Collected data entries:
========

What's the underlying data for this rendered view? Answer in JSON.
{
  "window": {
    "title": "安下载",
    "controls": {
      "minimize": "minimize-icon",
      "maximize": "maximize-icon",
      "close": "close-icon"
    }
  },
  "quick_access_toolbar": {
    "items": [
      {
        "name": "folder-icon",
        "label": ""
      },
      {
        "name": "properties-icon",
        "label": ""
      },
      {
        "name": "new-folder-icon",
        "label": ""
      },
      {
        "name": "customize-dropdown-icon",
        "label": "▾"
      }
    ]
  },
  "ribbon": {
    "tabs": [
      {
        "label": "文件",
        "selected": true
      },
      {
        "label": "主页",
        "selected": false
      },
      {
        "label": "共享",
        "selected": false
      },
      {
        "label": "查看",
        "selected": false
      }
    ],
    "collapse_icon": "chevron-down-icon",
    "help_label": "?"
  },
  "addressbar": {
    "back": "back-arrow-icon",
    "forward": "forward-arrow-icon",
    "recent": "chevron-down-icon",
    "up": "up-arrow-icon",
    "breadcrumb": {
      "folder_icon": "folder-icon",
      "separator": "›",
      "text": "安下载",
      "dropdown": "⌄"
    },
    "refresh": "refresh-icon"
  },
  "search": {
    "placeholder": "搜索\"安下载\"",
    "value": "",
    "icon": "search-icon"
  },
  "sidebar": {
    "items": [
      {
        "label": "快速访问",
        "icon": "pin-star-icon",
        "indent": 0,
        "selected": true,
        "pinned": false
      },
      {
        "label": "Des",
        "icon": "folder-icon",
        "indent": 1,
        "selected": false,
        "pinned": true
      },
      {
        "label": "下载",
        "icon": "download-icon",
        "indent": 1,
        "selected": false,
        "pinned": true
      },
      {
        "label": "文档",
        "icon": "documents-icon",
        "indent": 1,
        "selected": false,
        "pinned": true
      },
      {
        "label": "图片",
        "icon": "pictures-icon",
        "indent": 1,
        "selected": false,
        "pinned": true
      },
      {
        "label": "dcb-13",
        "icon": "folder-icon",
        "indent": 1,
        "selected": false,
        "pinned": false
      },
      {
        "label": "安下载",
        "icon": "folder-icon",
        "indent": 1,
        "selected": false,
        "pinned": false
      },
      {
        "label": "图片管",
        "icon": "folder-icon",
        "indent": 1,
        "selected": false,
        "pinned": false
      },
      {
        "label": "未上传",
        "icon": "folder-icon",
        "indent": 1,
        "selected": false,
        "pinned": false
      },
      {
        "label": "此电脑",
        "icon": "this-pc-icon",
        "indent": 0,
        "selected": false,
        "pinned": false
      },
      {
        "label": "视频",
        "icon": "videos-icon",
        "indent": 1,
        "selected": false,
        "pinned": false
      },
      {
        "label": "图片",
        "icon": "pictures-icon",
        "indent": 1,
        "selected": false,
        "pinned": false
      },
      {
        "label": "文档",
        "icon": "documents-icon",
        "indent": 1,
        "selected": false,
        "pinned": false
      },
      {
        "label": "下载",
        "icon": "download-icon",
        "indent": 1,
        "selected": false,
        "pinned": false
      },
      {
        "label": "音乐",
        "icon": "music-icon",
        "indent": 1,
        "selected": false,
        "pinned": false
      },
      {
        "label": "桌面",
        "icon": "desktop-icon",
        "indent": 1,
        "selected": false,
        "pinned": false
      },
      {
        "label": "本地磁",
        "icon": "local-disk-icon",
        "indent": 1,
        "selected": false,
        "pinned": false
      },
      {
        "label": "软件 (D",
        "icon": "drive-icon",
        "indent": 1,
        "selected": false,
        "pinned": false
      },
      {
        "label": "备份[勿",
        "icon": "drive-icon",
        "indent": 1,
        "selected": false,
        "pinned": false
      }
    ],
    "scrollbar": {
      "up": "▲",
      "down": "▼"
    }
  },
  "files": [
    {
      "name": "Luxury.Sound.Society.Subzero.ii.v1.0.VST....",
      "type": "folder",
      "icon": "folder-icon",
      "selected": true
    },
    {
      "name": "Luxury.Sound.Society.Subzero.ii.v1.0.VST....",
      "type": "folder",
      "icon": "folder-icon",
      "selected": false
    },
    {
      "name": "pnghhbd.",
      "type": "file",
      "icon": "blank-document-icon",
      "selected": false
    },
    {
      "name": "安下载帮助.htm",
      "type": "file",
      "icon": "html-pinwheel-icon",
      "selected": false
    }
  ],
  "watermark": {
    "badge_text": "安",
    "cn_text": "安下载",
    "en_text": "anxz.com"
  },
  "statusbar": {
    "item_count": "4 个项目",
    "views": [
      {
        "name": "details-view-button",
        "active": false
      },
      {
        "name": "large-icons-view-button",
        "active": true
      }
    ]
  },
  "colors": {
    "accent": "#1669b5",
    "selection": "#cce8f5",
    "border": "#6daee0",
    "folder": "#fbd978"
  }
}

========

Written problem: Copy out all lines from the material above that contain the string "dropdown".

Full answer:
        "name": "customize-dropdown-icon",
      "dropdown": "⌄"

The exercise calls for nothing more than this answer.